> [TO DO]: Pick out and copy every line in the material below that contains the string "文件缺失". Matching is case-sensitive.

> [SUPPLIED MATERIAL]:
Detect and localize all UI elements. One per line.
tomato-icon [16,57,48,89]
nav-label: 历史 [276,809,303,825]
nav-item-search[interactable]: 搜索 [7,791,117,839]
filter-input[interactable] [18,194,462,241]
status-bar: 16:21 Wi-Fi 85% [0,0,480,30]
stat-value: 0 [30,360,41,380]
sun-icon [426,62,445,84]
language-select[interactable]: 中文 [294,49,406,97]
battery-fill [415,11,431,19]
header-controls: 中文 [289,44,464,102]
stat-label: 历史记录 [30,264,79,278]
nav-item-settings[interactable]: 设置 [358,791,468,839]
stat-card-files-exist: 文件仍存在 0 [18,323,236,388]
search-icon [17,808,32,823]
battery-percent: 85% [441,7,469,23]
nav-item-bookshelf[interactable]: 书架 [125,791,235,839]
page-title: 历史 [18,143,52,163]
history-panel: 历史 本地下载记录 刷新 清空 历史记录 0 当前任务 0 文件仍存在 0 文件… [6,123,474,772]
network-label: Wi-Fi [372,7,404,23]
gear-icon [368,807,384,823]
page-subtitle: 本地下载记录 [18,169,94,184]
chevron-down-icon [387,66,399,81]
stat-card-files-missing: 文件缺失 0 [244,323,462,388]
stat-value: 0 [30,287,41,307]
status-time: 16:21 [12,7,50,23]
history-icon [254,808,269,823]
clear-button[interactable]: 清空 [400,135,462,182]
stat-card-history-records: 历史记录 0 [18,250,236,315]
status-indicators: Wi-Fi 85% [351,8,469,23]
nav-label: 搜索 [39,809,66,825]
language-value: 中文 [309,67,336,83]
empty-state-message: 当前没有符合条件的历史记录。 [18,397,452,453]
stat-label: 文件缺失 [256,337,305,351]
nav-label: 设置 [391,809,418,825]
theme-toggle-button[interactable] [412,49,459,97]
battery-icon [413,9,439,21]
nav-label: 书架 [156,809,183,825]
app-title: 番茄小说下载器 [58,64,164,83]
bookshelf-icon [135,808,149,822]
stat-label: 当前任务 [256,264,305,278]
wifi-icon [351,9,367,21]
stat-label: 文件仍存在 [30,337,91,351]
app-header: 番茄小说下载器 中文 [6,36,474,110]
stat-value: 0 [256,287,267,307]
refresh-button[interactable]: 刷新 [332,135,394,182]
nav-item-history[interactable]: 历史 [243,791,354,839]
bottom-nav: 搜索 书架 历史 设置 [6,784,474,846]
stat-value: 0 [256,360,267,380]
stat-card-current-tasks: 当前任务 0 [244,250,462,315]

> [ANSWER TO THE TASK]:
stat-card-files-missing: 文件缺失 0 [244,323,462,388]
stat-label: 文件缺失 [256,337,305,351]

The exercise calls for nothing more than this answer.